(Items listed in a dataset)
****************************************

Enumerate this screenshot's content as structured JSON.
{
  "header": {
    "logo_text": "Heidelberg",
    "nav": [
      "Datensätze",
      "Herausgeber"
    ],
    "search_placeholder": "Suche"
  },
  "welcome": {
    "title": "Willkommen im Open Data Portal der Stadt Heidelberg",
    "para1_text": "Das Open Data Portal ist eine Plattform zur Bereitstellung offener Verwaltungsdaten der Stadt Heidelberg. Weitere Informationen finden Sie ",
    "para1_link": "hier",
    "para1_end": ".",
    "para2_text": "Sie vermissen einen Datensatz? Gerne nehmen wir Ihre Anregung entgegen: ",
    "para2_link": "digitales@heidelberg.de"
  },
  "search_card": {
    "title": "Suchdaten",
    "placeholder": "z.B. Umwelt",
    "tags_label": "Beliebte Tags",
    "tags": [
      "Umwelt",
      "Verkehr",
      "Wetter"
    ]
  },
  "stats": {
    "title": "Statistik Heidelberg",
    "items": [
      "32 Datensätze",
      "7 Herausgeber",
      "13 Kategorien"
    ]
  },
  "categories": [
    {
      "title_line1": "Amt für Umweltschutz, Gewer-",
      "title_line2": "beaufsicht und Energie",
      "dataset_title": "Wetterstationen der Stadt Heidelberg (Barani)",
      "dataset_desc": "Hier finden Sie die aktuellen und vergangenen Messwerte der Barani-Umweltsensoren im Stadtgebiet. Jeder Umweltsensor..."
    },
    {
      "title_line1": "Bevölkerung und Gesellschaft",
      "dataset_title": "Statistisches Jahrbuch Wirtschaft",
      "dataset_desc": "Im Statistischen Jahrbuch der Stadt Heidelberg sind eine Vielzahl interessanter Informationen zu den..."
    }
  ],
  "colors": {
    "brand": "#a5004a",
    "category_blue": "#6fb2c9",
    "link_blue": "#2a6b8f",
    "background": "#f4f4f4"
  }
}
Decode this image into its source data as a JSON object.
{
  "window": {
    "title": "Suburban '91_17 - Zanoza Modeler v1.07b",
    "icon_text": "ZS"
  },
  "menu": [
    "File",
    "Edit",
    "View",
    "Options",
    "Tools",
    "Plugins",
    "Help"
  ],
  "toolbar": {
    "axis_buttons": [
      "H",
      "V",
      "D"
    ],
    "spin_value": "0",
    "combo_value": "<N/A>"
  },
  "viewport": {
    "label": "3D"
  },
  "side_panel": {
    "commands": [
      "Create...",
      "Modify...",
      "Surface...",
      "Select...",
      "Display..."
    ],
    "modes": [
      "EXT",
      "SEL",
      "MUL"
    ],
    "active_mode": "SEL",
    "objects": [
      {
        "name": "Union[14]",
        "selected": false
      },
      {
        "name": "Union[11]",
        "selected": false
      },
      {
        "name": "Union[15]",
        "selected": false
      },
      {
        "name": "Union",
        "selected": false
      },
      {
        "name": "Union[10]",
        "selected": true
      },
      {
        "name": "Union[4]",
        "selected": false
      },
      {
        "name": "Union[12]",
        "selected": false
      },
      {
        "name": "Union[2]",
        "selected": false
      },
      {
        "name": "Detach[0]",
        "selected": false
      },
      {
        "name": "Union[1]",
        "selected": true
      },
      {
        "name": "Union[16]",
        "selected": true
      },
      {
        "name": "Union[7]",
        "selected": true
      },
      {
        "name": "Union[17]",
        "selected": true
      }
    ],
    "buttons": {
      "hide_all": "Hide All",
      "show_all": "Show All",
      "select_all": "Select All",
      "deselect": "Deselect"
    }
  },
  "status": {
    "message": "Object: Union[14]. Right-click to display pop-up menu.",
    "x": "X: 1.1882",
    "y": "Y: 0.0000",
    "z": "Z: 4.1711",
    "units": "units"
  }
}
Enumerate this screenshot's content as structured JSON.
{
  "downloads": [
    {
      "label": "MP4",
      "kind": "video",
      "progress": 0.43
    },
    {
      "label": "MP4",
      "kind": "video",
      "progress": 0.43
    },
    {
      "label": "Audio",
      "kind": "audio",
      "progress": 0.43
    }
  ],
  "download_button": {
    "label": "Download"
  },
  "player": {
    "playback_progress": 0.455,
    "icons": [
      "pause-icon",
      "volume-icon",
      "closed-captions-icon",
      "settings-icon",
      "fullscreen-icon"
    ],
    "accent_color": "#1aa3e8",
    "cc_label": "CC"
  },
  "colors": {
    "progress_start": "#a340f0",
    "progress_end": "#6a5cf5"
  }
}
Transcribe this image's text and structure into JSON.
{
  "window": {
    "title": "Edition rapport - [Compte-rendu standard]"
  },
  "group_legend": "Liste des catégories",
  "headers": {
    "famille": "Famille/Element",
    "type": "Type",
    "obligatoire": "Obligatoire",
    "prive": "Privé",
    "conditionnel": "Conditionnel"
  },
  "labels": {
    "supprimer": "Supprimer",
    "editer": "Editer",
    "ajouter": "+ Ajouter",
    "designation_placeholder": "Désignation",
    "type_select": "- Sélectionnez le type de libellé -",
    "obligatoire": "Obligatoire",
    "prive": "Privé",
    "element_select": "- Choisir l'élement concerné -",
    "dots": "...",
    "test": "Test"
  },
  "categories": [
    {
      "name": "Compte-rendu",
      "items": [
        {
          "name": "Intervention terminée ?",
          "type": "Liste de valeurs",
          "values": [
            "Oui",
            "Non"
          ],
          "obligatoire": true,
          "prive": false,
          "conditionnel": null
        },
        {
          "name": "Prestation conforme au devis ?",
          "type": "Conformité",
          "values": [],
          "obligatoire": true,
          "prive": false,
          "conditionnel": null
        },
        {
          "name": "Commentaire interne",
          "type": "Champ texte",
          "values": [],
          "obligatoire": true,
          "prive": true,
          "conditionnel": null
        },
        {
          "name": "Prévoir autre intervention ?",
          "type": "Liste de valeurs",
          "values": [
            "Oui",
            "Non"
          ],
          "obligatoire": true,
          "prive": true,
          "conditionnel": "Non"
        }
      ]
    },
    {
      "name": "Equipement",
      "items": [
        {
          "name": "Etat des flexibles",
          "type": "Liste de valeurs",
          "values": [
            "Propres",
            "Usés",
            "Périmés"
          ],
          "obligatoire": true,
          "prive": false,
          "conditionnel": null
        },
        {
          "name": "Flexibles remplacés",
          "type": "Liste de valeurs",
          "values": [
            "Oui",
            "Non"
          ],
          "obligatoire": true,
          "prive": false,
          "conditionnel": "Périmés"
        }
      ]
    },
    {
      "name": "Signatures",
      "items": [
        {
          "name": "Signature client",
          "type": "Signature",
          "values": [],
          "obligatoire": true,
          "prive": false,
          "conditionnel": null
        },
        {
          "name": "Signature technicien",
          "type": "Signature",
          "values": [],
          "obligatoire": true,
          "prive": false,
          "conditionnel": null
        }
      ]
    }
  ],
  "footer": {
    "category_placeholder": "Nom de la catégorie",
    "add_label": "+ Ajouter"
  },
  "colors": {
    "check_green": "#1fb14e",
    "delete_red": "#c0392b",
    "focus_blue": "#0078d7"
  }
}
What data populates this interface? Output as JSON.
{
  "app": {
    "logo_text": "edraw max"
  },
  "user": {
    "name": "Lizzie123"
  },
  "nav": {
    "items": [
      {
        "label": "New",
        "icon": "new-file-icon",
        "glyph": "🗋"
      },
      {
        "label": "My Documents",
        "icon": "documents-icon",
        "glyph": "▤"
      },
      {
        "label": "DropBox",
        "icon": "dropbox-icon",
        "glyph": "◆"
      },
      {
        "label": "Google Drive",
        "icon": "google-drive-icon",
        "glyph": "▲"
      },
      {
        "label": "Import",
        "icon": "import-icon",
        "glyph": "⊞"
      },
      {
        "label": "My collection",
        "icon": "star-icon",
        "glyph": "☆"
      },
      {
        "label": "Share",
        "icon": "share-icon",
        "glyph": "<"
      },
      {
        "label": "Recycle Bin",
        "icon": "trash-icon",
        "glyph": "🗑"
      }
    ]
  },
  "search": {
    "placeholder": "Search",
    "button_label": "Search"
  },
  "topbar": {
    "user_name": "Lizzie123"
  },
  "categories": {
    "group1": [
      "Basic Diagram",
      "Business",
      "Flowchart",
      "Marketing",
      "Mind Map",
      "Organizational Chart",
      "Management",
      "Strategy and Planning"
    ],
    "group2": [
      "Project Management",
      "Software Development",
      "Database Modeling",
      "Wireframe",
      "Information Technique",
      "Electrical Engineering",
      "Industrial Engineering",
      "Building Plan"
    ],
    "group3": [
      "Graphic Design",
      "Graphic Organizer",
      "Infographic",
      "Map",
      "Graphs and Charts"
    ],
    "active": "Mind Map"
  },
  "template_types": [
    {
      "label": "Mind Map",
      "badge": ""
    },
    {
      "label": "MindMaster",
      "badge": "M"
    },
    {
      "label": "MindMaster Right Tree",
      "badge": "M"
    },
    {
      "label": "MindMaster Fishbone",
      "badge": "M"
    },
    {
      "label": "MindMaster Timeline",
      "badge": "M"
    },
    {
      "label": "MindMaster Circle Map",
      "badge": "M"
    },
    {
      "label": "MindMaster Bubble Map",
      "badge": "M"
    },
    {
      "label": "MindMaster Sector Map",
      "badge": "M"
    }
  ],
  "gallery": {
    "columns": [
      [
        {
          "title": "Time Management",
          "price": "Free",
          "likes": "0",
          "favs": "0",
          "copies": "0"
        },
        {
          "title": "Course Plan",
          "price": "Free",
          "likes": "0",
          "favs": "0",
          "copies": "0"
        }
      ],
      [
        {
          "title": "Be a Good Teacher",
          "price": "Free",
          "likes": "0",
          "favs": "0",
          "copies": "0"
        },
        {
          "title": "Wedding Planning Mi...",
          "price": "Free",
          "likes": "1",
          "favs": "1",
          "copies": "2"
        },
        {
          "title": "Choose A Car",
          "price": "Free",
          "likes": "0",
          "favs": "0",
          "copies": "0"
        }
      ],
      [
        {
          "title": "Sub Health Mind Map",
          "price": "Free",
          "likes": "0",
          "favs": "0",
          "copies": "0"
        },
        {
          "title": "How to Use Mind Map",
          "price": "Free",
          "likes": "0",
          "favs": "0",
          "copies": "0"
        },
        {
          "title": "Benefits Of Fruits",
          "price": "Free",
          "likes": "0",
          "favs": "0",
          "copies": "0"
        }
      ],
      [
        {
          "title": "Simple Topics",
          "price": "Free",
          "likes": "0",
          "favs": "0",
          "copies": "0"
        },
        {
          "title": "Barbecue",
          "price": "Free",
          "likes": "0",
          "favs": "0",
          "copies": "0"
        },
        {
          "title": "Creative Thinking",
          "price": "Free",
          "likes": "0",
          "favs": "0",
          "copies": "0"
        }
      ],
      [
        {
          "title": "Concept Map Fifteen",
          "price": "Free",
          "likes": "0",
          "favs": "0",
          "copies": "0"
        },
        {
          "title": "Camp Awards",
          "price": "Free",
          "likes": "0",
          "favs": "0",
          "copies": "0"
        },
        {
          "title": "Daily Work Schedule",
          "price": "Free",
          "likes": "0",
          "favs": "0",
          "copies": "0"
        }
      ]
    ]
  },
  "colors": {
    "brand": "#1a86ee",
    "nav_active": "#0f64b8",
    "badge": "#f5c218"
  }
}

****************************************

# What to do
Wherever "menu" shows up in a line, copy that line.

# Answer
  "menu": [
    "message": "Object: Union[14]. Right-click to display pop-up menu.",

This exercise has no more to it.